## START GIVEN DATA

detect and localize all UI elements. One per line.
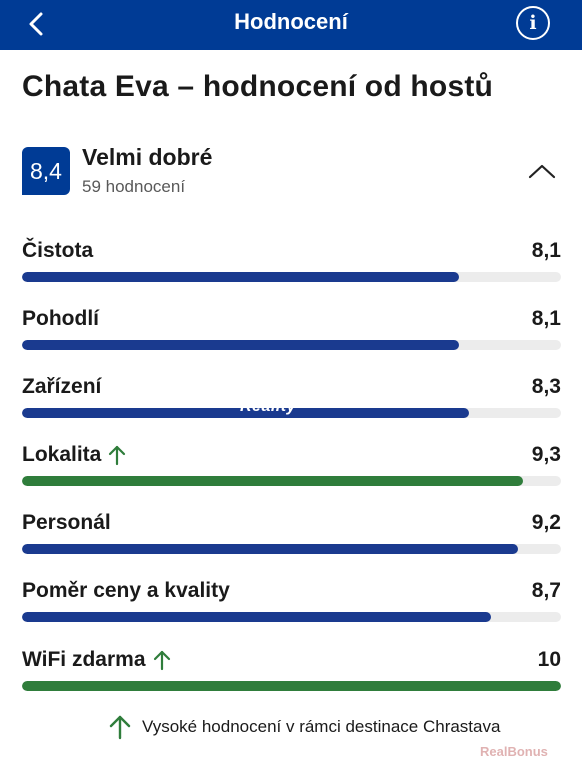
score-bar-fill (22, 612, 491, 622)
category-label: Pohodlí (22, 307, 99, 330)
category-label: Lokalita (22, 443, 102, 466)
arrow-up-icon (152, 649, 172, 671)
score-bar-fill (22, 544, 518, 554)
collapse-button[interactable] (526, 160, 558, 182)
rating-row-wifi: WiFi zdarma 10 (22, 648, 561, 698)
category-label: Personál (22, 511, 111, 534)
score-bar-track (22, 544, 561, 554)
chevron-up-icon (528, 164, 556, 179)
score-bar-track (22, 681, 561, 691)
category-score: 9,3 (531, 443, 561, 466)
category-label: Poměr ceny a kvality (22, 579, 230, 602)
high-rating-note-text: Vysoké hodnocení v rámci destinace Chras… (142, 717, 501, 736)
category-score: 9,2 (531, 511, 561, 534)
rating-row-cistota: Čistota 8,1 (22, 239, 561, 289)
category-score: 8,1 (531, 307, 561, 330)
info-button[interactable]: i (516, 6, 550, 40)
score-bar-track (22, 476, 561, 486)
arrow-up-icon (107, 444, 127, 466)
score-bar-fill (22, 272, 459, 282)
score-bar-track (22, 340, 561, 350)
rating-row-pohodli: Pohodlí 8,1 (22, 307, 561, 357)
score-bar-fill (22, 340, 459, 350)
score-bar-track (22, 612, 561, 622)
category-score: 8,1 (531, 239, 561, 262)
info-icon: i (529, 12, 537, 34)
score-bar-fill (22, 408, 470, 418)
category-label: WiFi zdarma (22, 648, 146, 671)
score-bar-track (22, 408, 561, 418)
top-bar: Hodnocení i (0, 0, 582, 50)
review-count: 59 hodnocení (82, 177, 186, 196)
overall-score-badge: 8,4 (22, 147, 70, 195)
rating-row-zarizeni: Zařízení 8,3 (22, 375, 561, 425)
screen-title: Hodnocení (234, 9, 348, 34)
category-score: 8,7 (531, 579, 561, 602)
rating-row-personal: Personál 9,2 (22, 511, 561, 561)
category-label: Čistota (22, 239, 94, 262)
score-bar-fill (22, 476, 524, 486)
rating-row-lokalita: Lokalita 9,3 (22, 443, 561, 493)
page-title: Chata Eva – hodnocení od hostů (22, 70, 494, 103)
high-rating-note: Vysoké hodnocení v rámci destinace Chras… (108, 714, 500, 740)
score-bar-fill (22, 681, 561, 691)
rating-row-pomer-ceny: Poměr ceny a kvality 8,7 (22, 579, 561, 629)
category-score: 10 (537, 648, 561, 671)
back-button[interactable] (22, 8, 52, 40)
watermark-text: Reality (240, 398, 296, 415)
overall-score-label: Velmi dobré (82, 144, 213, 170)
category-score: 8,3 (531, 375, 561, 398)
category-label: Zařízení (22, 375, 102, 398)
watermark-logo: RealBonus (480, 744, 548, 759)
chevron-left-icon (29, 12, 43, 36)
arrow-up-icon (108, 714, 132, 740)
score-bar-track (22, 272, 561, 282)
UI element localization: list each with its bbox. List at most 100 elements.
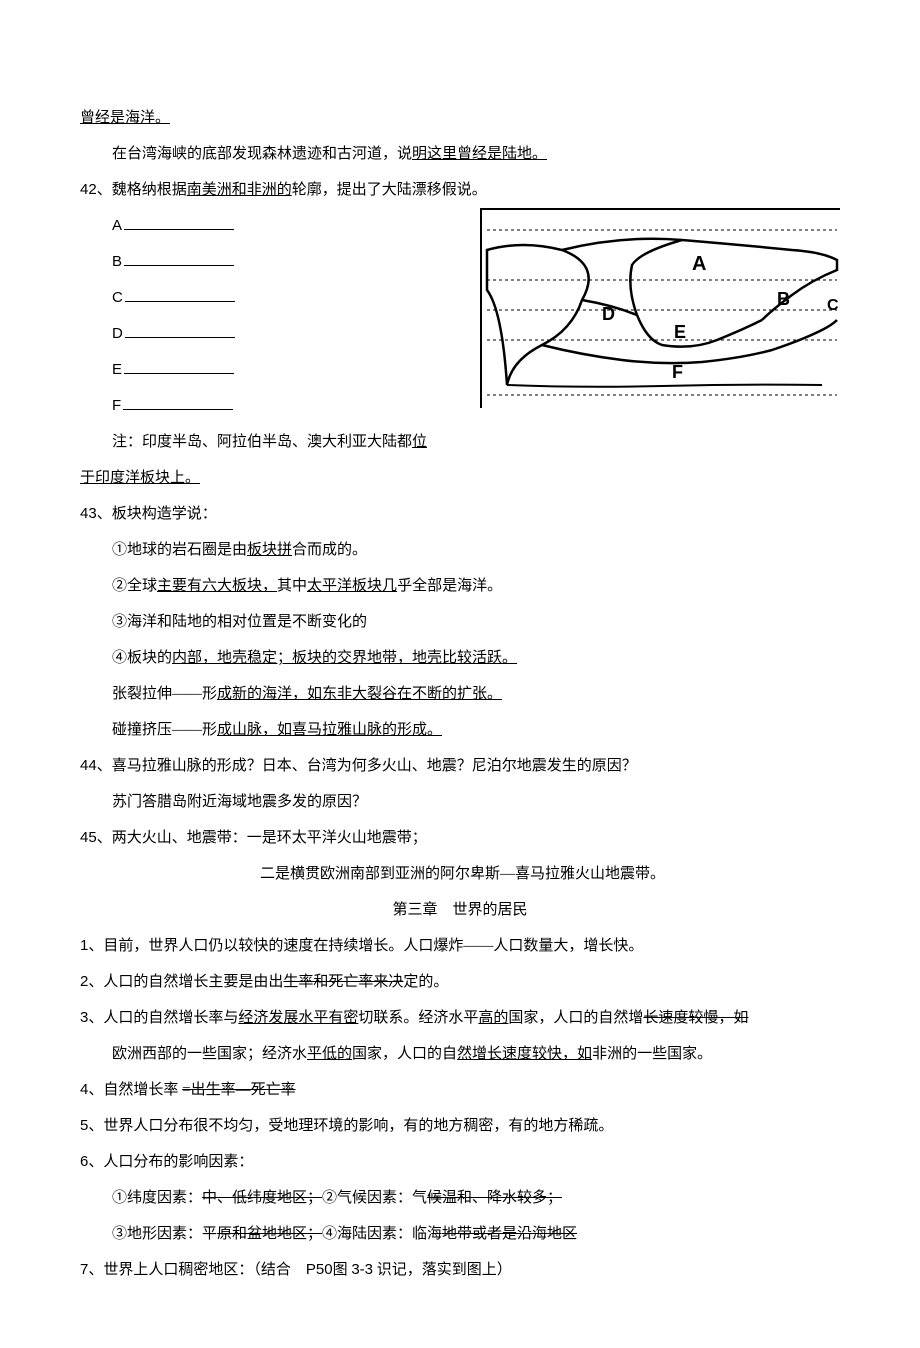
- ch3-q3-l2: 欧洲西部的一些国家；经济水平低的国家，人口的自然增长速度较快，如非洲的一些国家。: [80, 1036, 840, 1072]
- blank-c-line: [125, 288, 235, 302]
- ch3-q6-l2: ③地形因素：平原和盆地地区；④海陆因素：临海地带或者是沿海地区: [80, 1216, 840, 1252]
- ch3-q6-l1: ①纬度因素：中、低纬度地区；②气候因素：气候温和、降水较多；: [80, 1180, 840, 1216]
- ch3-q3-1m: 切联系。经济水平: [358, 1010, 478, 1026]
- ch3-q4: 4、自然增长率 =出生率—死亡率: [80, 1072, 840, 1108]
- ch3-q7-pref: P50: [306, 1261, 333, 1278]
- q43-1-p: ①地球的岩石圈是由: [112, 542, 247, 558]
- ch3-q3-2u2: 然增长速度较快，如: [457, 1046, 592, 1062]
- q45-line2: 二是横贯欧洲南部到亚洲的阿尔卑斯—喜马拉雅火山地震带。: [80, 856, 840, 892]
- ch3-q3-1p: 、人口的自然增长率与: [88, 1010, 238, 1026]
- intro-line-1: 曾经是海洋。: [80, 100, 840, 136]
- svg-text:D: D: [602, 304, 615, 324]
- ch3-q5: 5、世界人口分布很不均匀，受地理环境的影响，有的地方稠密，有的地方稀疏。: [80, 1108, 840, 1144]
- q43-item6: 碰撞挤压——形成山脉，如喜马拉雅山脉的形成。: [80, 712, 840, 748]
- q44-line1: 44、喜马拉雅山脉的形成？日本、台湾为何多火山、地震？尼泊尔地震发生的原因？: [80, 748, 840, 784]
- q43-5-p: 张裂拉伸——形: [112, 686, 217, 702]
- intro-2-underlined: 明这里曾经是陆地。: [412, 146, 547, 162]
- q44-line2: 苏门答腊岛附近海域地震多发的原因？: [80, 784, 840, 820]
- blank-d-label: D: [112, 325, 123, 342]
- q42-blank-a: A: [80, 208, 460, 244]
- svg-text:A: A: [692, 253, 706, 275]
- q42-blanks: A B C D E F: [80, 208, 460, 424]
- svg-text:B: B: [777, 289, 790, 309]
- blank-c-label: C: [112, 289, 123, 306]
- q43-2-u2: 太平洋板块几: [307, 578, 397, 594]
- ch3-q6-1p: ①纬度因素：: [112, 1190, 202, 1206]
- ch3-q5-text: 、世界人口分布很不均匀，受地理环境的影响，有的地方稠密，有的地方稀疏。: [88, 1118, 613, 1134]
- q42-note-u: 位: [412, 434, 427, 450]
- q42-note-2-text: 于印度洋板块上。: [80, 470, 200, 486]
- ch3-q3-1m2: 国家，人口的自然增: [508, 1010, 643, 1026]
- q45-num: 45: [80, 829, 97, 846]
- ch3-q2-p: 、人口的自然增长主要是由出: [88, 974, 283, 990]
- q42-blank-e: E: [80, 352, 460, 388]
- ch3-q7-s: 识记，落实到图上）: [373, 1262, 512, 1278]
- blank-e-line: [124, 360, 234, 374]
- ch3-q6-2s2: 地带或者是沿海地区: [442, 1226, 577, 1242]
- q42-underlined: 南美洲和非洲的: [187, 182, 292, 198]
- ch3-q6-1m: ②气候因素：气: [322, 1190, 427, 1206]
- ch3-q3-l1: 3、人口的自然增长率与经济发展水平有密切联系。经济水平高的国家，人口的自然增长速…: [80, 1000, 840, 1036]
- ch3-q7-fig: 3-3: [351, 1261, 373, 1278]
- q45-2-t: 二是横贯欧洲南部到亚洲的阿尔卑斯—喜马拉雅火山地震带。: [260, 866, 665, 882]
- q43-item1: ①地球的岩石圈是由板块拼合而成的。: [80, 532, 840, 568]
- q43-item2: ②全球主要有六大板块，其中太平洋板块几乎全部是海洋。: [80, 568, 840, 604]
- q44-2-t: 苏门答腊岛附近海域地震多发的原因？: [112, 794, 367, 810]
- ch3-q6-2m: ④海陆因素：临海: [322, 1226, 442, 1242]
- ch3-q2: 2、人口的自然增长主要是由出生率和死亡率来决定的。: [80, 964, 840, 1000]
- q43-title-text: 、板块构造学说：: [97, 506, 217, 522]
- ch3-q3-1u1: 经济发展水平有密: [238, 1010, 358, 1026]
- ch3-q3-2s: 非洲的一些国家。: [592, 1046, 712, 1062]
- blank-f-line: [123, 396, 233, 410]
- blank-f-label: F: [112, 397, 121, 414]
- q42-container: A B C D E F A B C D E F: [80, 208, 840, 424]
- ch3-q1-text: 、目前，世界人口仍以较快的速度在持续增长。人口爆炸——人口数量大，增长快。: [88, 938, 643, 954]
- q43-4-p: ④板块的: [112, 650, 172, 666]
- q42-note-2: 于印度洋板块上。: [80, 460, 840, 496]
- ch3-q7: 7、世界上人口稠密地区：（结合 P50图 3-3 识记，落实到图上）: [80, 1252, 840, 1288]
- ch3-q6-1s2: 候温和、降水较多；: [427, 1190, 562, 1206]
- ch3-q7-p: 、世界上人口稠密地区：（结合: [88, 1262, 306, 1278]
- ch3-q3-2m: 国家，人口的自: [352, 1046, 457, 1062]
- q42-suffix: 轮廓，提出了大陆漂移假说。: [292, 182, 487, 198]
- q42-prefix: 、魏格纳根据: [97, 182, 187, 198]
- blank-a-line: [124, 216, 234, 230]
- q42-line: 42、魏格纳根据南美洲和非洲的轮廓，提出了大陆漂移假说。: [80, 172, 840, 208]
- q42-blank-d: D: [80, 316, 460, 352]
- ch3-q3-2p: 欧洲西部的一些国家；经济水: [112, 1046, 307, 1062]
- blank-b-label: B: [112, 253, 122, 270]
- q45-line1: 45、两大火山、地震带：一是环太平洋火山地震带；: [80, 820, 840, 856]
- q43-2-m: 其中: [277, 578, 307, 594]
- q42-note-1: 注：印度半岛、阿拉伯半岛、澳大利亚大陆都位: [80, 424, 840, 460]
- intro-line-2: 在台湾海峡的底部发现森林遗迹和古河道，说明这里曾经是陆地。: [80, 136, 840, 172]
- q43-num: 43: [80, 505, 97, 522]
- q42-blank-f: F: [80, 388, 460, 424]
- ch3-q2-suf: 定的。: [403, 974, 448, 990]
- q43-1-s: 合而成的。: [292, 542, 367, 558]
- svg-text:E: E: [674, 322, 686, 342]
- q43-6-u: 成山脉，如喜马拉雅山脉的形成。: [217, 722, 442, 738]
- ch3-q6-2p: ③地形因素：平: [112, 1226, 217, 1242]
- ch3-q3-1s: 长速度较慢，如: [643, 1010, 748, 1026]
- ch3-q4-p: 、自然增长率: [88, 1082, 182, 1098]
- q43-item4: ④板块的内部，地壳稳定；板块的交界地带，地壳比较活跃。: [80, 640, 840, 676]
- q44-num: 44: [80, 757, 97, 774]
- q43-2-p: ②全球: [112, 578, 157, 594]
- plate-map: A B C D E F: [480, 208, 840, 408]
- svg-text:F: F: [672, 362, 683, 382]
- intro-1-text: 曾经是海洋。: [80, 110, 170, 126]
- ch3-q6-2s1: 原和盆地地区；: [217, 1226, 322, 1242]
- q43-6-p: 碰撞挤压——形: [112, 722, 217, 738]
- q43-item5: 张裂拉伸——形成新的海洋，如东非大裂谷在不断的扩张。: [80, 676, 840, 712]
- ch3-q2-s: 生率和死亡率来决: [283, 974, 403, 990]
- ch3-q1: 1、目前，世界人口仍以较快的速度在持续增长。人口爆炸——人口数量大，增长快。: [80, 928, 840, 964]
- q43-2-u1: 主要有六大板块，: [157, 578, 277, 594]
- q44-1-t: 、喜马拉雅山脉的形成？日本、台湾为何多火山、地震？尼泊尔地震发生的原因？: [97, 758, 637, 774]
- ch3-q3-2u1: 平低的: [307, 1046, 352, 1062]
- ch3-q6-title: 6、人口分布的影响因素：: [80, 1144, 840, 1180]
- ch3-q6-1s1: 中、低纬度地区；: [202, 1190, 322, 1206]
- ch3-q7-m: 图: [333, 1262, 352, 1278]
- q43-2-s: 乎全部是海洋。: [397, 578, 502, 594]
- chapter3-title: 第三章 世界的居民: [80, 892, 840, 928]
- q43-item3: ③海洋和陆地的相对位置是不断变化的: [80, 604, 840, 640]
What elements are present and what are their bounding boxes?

## END GIVEN DATA

- _CHALLENGE_: Update the lines of the data above from the line containing "1036, 840, 1072]" through the line containing "- blank-c-label: C: [112, 289, 123, 306]", inclusive, so that "svg-text" becomes "glyph-text" and nothing else changes. Return only those lines.

- _TASK SOLUTION_:
- ch3-q3-l2: 欧洲西部的一些国家；经济水平低的国家，人口的自然增长速度较快，如非洲的一些国家。: [80, 1036, 840, 1072]
- blank-c-line: [125, 288, 235, 302]
- ch3-q6-l2: ③地形因素：平原和盆地地区；④海陆因素：临海地带或者是沿海地区: [80, 1216, 840, 1252]
- ch3-q6-l1: ①纬度因素：中、低纬度地区；②气候因素：气候温和、降水较多；: [80, 1180, 840, 1216]
- ch3-q3-1m: 切联系。经济水平: [358, 1010, 478, 1026]
- ch3-q4: 4、自然增长率 =出生率—死亡率: [80, 1072, 840, 1108]
- ch3-q7-pref: P50: [306, 1261, 333, 1278]
- q43-1-p: ①地球的岩石圈是由: [112, 542, 247, 558]
- ch3-q3-2u2: 然增长速度较快，如: [457, 1046, 592, 1062]
- q45-line2: 二是横贯欧洲南部到亚洲的阿尔卑斯—喜马拉雅火山地震带。: [80, 856, 840, 892]
- ch3-q3-1p: 、人口的自然增长率与: [88, 1010, 238, 1026]
- intro-line-1: 曾经是海洋。: [80, 100, 840, 136]
- glyph-text:D: D: [602, 304, 615, 324]
- ch3-q5: 5、世界人口分布很不均匀，受地理环境的影响，有的地方稠密，有的地方稀疏。: [80, 1108, 840, 1144]
- q43-item6: 碰撞挤压——形成山脉，如喜马拉雅山脉的形成。: [80, 712, 840, 748]
- q44-line1: 44、喜马拉雅山脉的形成？日本、台湾为何多火山、地震？尼泊尔地震发生的原因？: [80, 748, 840, 784]
- q43-5-p: 张裂拉伸——形: [112, 686, 217, 702]
- intro-2-underlined: 明这里曾经是陆地。: [412, 146, 547, 162]
- q44-line2: 苏门答腊岛附近海域地震多发的原因？: [80, 784, 840, 820]
- blank-d-label: D: [112, 325, 123, 342]
- q42-blank-a: A: [80, 208, 460, 244]
- glyph-text:A: A: [692, 253, 706, 275]
- q42-blanks: A B C D E F: [80, 208, 460, 424]
- glyph-text:B: B: [777, 289, 790, 309]
- blank-c-label: C: [112, 289, 123, 306]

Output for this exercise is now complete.